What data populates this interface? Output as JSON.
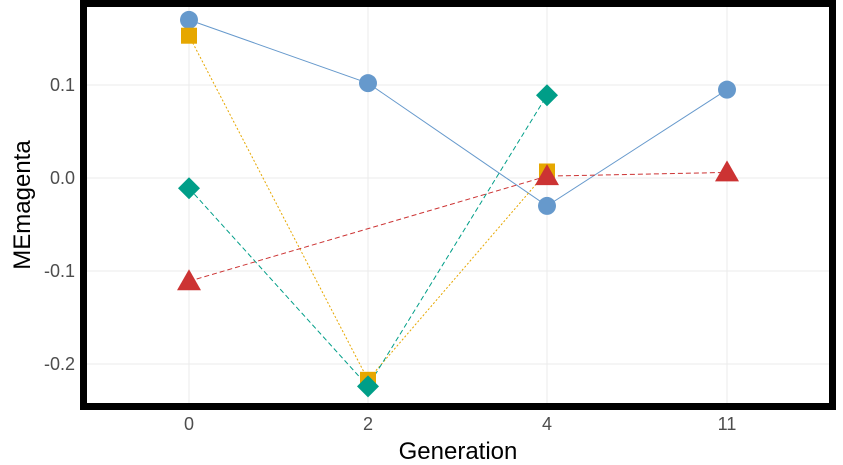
{
  "chart_data": {
    "type": "line",
    "xlabel": "Generation",
    "ylabel": "MEmagenta",
    "categories": [
      "0",
      "2",
      "4",
      "11"
    ],
    "y_ticks": [
      -0.2,
      -0.1,
      0.0,
      0.1
    ],
    "y_tick_labels": [
      "-0.2",
      "-0.1",
      "0.0",
      "0.1"
    ],
    "ylim": [
      -0.24,
      0.18
    ],
    "grid": true,
    "legend": "none",
    "series": [
      {
        "values": [
          0.17,
          0.102,
          -0.03,
          0.095
        ],
        "color": "#6699CC",
        "marker": "circle",
        "dash": "solid"
      },
      {
        "values": [
          0.153,
          -0.217,
          0.007,
          null
        ],
        "color": "#E6A700",
        "marker": "square",
        "dash": "dotted"
      },
      {
        "values": [
          -0.011,
          -0.224,
          0.089,
          null
        ],
        "color": "#009E88",
        "marker": "diamond",
        "dash": "dashed"
      },
      {
        "values": [
          -0.111,
          null,
          0.002,
          0.006
        ],
        "color": "#CC3333",
        "marker": "triangle",
        "dash": "dashed"
      }
    ]
  }
}
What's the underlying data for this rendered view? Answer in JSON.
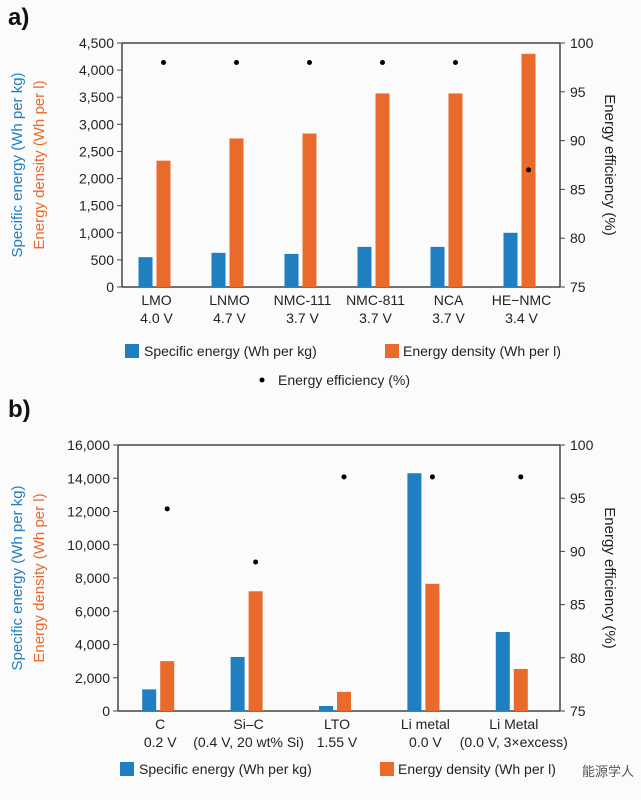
{
  "colors": {
    "specific": "#1f7fc1",
    "density": "#ea6a2c",
    "efficiency": "#000000"
  },
  "chart_data": [
    {
      "panel": "a)",
      "type": "bar",
      "categories": [
        "LMO\n4.0 V",
        "LNMO\n4.7 V",
        "NMC-111\n3.7 V",
        "NMC-811\n3.7 V",
        "NCA\n3.7 V",
        "HE−NMC\n3.4 V"
      ],
      "series": [
        {
          "name": "Specific energy (Wh per kg)",
          "axis": "left",
          "values": [
            550,
            630,
            610,
            740,
            740,
            1000
          ]
        },
        {
          "name": "Energy density (Wh per l)",
          "axis": "left",
          "values": [
            2330,
            2740,
            2830,
            3570,
            3570,
            4300
          ]
        },
        {
          "name": "Energy efficiency (%)",
          "axis": "right",
          "type": "scatter",
          "values": [
            98,
            98,
            98,
            98,
            98,
            87
          ]
        }
      ],
      "ylabel_left": [
        "Specific energy (Wh per kg)",
        "Energy density (Wh per l)"
      ],
      "ylabel_right": "Energy efficiency (%)",
      "ylim": [
        0,
        4500
      ],
      "yticks": [
        "0",
        "500",
        "1,000",
        "1,500",
        "2,000",
        "2,500",
        "3,000",
        "3,500",
        "4,000",
        "4,500"
      ],
      "y2lim": [
        75,
        100
      ],
      "y2ticks": [
        "75",
        "80",
        "85",
        "90",
        "95",
        "100"
      ],
      "grid": false,
      "legend": "bottom"
    },
    {
      "panel": "b)",
      "type": "bar",
      "categories": [
        "C\n0.2 V",
        "Si–C\n(0.4 V, 20 wt% Si)",
        "LTO\n1.55 V",
        "Li metal\n0.0 V",
        "Li Metal\n(0.0 V, 3×excess)"
      ],
      "series": [
        {
          "name": "Specific energy (Wh per kg)",
          "axis": "left",
          "values": [
            1300,
            3250,
            300,
            14300,
            4750
          ]
        },
        {
          "name": "Energy density (Wh per l)",
          "axis": "left",
          "values": [
            3000,
            7200,
            1150,
            7650,
            2530
          ]
        },
        {
          "name": "Energy efficiency (%)",
          "axis": "right",
          "type": "scatter",
          "values": [
            94,
            89,
            97,
            97,
            97
          ]
        }
      ],
      "ylabel_left": [
        "Specific energy (Wh per kg)",
        "Energy density (Wh per l)"
      ],
      "ylabel_right": "Energy efficiency (%)",
      "ylim": [
        0,
        16000
      ],
      "yticks": [
        "0",
        "2,000",
        "4,000",
        "6,000",
        "8,000",
        "10,000",
        "12,000",
        "14,000",
        "16,000"
      ],
      "y2lim": [
        75,
        100
      ],
      "y2ticks": [
        "75",
        "80",
        "85",
        "90",
        "95",
        "100"
      ],
      "grid": false,
      "legend": "bottom"
    }
  ],
  "watermark": "能源学人"
}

PROBLEM DESCRIPTION: Every record must be copied exactly, with the pictures left out.

OUTPUT FOR THIS EXERCISE:
What data populates this interface? Output as JSON.
{
  "chart_data": {
    "type": "line",
    "xlabel": "Generation",
    "ylabel": "MEmagenta",
    "categories": [
      "0",
      "2",
      "4",
      "11"
    ],
    "y_ticks": [
      -0.2,
      -0.1,
      0.0,
      0.1
    ],
    "y_tick_labels": [
      "-0.2",
      "-0.1",
      "0.0",
      "0.1"
    ],
    "ylim": [
      -0.24,
      0.18
    ],
    "grid": true,
    "legend": "none",
    "series": [
      {
        "values": [
          0.17,
          0.102,
          -0.03,
          0.095
        ],
        "color": "#6699CC",
        "marker": "circle",
        "dash": "solid"
      },
      {
        "values": [
          0.153,
          -0.217,
          0.007,
          null
        ],
        "color": "#E6A700",
        "marker": "square",
        "dash": "dotted"
      },
      {
        "values": [
          -0.011,
          -0.224,
          0.089,
          null
        ],
        "color": "#009E88",
        "marker": "diamond",
        "dash": "dashed"
      },
      {
        "values": [
          -0.111,
          null,
          0.002,
          0.006
        ],
        "color": "#CC3333",
        "marker": "triangle",
        "dash": "dashed"
      }
    ]
  }
}
What's the underlying data for this rendered view? Answer in JSON.
{
  "colors": {
    "specific": "#1f7fc1",
    "density": "#ea6a2c",
    "efficiency": "#000000"
  },
  "chart_data": [
    {
      "panel": "a)",
      "type": "bar",
      "categories": [
        "LMO\n4.0 V",
        "LNMO\n4.7 V",
        "NMC-111\n3.7 V",
        "NMC-811\n3.7 V",
        "NCA\n3.7 V",
        "HE−NMC\n3.4 V"
      ],
      "series": [
        {
          "name": "Specific energy (Wh per kg)",
          "axis": "left",
          "values": [
            550,
            630,
            610,
            740,
            740,
            1000
          ]
        },
        {
          "name": "Energy density (Wh per l)",
          "axis": "left",
          "values": [
            2330,
            2740,
            2830,
            3570,
            3570,
            4300
          ]
        },
        {
          "name": "Energy efficiency (%)",
          "axis": "right",
          "type": "scatter",
          "values": [
            98,
            98,
            98,
            98,
            98,
            87
          ]
        }
      ],
      "ylabel_left": [
        "Specific energy (Wh per kg)",
        "Energy density (Wh per l)"
      ],
      "ylabel_right": "Energy efficiency (%)",
      "ylim": [
        0,
        4500
      ],
      "yticks": [
        "0",
        "500",
        "1,000",
        "1,500",
        "2,000",
        "2,500",
        "3,000",
        "3,500",
        "4,000",
        "4,500"
      ],
      "y2lim": [
        75,
        100
      ],
      "y2ticks": [
        "75",
        "80",
        "85",
        "90",
        "95",
        "100"
      ],
      "grid": false,
      "legend": "bottom"
    },
    {
      "panel": "b)",
      "type": "bar",
      "categories": [
        "C\n0.2 V",
        "Si–C\n(0.4 V, 20 wt% Si)",
        "LTO\n1.55 V",
        "Li metal\n0.0 V",
        "Li Metal\n(0.0 V, 3×excess)"
      ],
      "series": [
        {
          "name": "Specific energy (Wh per kg)",
          "axis": "left",
          "values": [
            1300,
            3250,
            300,
            14300,
            4750
          ]
        },
        {
          "name": "Energy density (Wh per l)",
          "axis": "left",
          "values": [
            3000,
            7200,
            1150,
            7650,
            2530
          ]
        },
        {
          "name": "Energy efficiency (%)",
          "axis": "right",
          "type": "scatter",
          "values": [
            94,
            89,
            97,
            97,
            97
          ]
        }
      ],
      "ylabel_left": [
        "Specific energy (Wh per kg)",
        "Energy density (Wh per l)"
      ],
      "ylabel_right": "Energy efficiency (%)",
      "ylim": [
        0,
        16000
      ],
      "yticks": [
        "0",
        "2,000",
        "4,000",
        "6,000",
        "8,000",
        "10,000",
        "12,000",
        "14,000",
        "16,000"
      ],
      "y2lim": [
        75,
        100
      ],
      "y2ticks": [
        "75",
        "80",
        "85",
        "90",
        "95",
        "100"
      ],
      "grid": false,
      "legend": "bottom"
    }
  ],
  "watermark": "能源学人"
}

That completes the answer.